Examine each line of the data. Copy those that contain the string "series".

# RECORDS SHOWN

-*-*-

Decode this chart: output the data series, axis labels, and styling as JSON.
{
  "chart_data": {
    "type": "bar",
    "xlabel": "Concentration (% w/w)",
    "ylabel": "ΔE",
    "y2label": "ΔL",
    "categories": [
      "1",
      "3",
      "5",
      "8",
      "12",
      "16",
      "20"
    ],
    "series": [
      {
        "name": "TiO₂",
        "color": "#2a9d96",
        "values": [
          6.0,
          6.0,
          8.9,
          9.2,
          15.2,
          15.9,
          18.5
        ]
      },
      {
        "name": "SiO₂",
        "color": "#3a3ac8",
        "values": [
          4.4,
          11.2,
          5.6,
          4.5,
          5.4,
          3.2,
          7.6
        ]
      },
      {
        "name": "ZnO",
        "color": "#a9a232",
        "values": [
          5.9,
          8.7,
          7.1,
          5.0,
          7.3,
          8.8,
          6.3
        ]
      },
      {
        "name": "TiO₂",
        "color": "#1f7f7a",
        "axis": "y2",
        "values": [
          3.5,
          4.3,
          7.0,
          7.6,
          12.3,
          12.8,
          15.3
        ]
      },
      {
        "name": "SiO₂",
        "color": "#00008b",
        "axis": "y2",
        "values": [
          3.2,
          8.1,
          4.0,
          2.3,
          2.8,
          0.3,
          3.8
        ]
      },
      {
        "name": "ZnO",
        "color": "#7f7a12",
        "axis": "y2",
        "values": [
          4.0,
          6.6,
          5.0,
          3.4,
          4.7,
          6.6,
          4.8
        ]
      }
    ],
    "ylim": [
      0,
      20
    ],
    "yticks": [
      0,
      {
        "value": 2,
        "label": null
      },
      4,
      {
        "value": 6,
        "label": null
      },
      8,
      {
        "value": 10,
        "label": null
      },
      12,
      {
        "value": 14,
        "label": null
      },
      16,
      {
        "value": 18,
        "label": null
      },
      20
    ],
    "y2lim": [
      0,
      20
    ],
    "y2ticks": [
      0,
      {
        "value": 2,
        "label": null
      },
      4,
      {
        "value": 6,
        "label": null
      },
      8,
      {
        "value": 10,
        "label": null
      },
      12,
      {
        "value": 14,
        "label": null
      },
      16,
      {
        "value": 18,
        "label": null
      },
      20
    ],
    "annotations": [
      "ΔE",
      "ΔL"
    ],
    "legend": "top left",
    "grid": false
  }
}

-*-*-

# EXERCISE RESULT
Decode this chart: output the data series, axis labels, and styling as JSON.
    "series": [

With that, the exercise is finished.